Your goal => Repeat every line of the listing below exactly, minus the pictures.

-- BEGIN Entries shown --

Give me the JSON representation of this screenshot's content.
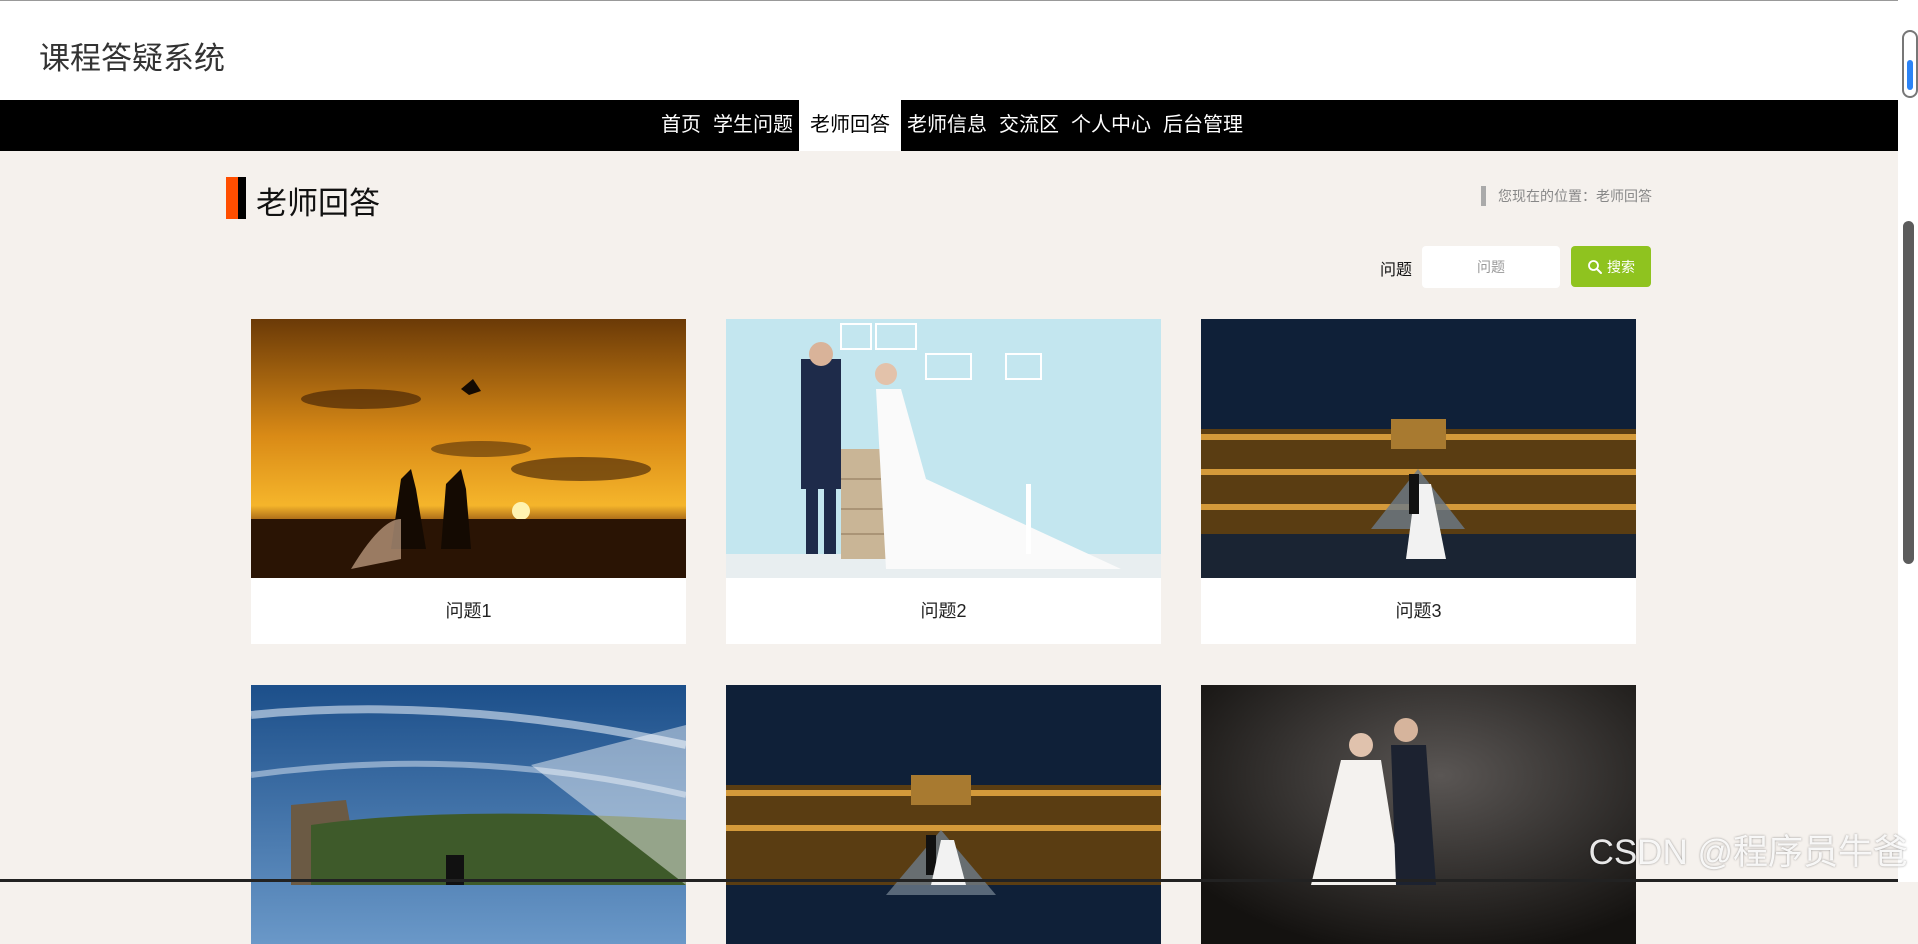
{
  "header": {
    "site_title": "课程答疑系统"
  },
  "nav": {
    "items": [
      {
        "label": "首页",
        "active": false
      },
      {
        "label": "学生问题",
        "active": false
      },
      {
        "label": "老师回答",
        "active": true
      },
      {
        "label": "老师信息",
        "active": false
      },
      {
        "label": "交流区",
        "active": false
      },
      {
        "label": "个人中心",
        "active": false
      },
      {
        "label": "后台管理",
        "active": false
      }
    ]
  },
  "page": {
    "title": "老师回答",
    "breadcrumb": "您现在的位置：老师回答"
  },
  "search": {
    "label": "问题",
    "placeholder": "问题",
    "button_label": "搜索",
    "button_icon": "search-icon"
  },
  "cards": [
    {
      "caption": "问题1"
    },
    {
      "caption": "问题2"
    },
    {
      "caption": "问题3"
    },
    {
      "caption": ""
    },
    {
      "caption": ""
    },
    {
      "caption": ""
    }
  ],
  "colors": {
    "accent": "#ff4e00",
    "search_button": "#8fc31f",
    "nav_bg": "#000000",
    "page_bg": "#f5f1ed"
  },
  "watermark": "CSDN @程序员牛爸"
}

-- END Entries shown --

Problem solution =>
Give me the JSON representation of this screenshot's content.
{
  "header": {
    "site_title": "课程答疑系统"
  },
  "nav": {
    "items": [
      {
        "label": "首页",
        "active": false
      },
      {
        "label": "学生问题",
        "active": false
      },
      {
        "label": "老师回答",
        "active": true
      },
      {
        "label": "老师信息",
        "active": false
      },
      {
        "label": "交流区",
        "active": false
      },
      {
        "label": "个人中心",
        "active": false
      },
      {
        "label": "后台管理",
        "active": false
      }
    ]
  },
  "page": {
    "title": "老师回答",
    "breadcrumb": "您现在的位置：老师回答"
  },
  "search": {
    "label": "问题",
    "placeholder": "问题",
    "button_label": "搜索",
    "button_icon": "search-icon"
  },
  "cards": [
    {
      "caption": "问题1"
    },
    {
      "caption": "问题2"
    },
    {
      "caption": "问题3"
    },
    {
      "caption": ""
    },
    {
      "caption": ""
    },
    {
      "caption": ""
    }
  ],
  "colors": {
    "accent": "#ff4e00",
    "search_button": "#8fc31f",
    "nav_bg": "#000000",
    "page_bg": "#f5f1ed"
  },
  "watermark": "CSDN @程序员牛爸"
}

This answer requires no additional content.